Evo Morales narra
ação que ameaçou sua vida e dispara: governos do Velho Continente traíram
valores democráticos que inspiraram gerações
Evo Morales, no Le Monde Diplomatique
- Tradução Cristiana Martin – em Outras Palavras
O último 2 de julho
produziu um dos eventos mais insólitos da história do Direito Internacional: a
interdição feita ao avião presidencial do Estado Plurinacional da Bolívia de
sobrevoar os territórios francês, espanhol, italiano e português, seguida de
sequestro, no aeroporto de Viena (Áustria), por quatorze horas.
Várias semanas
depois, este atentado contra a vida de membros de uma delegação oficial,
cometido pelos Estados considerados democráticos e respeitosos da lei, continua
a provocar indignação ao mesmo tempo que abundam as condenações de cidadãos, de
organizações sociais, de organismos internacionais e de governos por todo o
mundo.
O que aconteceu?
Estava em Moscou,
alguns instantes antes do início de uma reunião com Vladmir Putin, quando um
assistente me alertou de dificuldades técnicas: era impossível nos levar até
Portugal como o previsto inicialmente. Mas assim que terminou o encontro com o
presidente russo, já havia ficado claro que o problema não tinha nada de
técnico…
Desde La Paz, nosso
ministro de Relações Externas, David Choquehuaca, tratou de organizar uma
escala em Las Palmas, na Espanha, e validar um novo plano de voo. Tudo parece
em ordem… mas, agora que estamos no ar, o coronel de aviação Celiar Arispe, que
comanda o grupo aéreo presidencial e pilotava o avião neste dia, vem me ver:
“Paris retirou nossa autorização de vôo! Nós não podemos penetrar no espaço
aéreo francês!”. A surpresa era tão grande quanto sua inquietude: estávamos
prestes a cruzar o sul da França.

**Trechos das linhas**
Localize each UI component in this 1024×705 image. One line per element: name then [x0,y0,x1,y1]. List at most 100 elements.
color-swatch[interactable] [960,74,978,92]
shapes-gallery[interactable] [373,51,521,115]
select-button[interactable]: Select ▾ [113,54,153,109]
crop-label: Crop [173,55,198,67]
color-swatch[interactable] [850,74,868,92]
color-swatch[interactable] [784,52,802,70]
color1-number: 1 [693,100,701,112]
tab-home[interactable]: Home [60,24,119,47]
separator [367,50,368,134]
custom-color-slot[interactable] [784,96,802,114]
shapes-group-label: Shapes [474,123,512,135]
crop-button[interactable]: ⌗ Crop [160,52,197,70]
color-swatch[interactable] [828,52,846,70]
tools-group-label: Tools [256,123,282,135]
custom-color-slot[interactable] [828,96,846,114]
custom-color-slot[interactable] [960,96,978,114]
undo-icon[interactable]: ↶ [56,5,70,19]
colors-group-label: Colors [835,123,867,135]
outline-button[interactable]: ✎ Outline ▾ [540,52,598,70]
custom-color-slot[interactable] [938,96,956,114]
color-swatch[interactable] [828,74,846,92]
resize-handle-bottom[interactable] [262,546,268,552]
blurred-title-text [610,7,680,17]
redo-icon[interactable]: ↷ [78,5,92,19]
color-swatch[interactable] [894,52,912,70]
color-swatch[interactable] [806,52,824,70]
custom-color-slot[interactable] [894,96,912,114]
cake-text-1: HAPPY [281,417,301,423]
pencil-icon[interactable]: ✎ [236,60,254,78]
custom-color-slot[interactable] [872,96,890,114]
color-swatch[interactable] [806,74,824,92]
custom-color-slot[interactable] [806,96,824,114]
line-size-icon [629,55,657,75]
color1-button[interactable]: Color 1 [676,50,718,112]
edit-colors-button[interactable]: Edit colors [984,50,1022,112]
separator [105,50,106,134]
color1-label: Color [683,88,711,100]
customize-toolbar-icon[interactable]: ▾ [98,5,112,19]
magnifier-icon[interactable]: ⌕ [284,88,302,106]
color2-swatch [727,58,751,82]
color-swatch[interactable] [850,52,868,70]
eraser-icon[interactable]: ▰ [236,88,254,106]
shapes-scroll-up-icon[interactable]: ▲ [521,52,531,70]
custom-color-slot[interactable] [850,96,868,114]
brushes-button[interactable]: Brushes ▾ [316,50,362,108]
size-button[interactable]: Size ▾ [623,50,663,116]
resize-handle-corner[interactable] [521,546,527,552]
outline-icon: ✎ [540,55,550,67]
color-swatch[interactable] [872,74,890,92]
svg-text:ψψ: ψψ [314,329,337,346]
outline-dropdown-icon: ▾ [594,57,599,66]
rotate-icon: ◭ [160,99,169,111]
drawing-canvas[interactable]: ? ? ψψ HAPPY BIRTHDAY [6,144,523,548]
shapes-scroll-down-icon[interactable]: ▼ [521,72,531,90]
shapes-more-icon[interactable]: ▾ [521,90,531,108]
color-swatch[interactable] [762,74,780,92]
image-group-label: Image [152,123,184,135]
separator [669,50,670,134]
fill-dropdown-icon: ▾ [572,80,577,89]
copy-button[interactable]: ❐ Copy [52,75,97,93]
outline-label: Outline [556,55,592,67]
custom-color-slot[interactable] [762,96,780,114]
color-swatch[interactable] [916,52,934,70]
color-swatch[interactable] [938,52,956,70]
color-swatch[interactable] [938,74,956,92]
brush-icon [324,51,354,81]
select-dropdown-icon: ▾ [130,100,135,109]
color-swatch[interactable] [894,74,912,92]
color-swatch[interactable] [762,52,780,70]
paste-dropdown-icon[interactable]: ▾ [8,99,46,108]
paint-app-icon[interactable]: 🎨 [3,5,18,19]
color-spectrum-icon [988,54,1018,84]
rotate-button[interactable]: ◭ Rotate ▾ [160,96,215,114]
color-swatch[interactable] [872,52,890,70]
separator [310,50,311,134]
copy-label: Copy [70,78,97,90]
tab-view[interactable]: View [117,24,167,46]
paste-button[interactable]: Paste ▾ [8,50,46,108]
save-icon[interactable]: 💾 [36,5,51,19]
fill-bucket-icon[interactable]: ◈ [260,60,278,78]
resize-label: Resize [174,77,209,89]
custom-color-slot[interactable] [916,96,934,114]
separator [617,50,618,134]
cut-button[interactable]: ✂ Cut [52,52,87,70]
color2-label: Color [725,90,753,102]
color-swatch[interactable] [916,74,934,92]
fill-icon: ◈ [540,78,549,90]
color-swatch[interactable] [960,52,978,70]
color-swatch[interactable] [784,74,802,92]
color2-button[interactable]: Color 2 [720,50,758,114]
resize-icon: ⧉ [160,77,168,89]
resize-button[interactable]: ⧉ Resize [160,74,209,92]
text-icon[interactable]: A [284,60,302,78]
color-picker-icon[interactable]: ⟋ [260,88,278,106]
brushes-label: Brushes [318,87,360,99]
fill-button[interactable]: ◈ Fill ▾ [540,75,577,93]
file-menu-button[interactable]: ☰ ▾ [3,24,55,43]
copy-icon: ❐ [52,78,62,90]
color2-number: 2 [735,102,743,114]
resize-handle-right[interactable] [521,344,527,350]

**Exercício breve 1**
No texto sobre o avião presidencial boliviano, por quantas horas a aeronave ficou retida no aeroporto de Viena?
**Exercício breve 2**
Dê sequência ao relato sobre o voo do avião presidencial boliviano, a partir da frase final.

**Resposta da tarefa 1**
Por quatorze horas.

**Resposta da tarefa 2**
Podíamos, é claro,
tentar retornar à Rússia, mas corríamos risco de ficar sem combustível. O
coronel Arispe fez, então, contato com a torre de controle do aeroporto de
Viena para soliciar uma autorização de aterrisagem de urgência. Que as
autoridades austríacas sejam aqui agradecidas por nos dar sinal verde.
Instalado em um
pequeno escritório que me colocaram à disposição no aeroporto, conversava com
meu vice-presidente, Alvaro Garcia Linera e com o ministro Choquehuanca, para
decidir o que fazer na sequência e, sobretudo, tentar compreender as razões da
decisão francesa, uma vez que o piloto havia me informado que a Itália também
tinha recusado nosso pedido de entrada em seu espaço aéreo.
Neste momento,
recebi a visita do embaixador da Espanha na Áustria, Alberto Carnero. Ele me
comunicou que um novo plano de vôo para me levar à Espanha havia sido aprovado.
Explicou que era necessário fazer, antes de tudo, uma inspeção no avião
presidencial. Tratava-se de uma condição sine qua non para a nossa partida em
direção à Las Palmas, nas Grandes Canárias.
Quando pergunto
sobre as razões de tal exigência, Carnero invocou o nome de Edward Snowden,
empregado de uma empresa norte-americano que prestava serviços de espionagem a
Washington. Respondi que só o conhecia pelo que era noticiado na imprensa.
Lembrei igualmente, ao diplomata espanhol, que meu país respeitava as
convenções internacionais: em nenhum caso eu estava tentando extraditar alguém
para a Bolívia.
Carnero estava em
contato permanente com o subsecretário dos assuntos estrangeiros espanhol,
Rafael Mendívil Peydro, que lhe pedia, visivelmente, para insistir.
“Você não
inspecionará este avião, tive que reforçar. Se você não acredita que no que eu
digo, você está chamando o presidente do Estado soberano da Bolívia de
mentiroso.” O diplomata retirou-se para se aconselhar com seu superior, antes
de retornar. Pediu-me, então, que o convidasse tomar um rápido café no avião.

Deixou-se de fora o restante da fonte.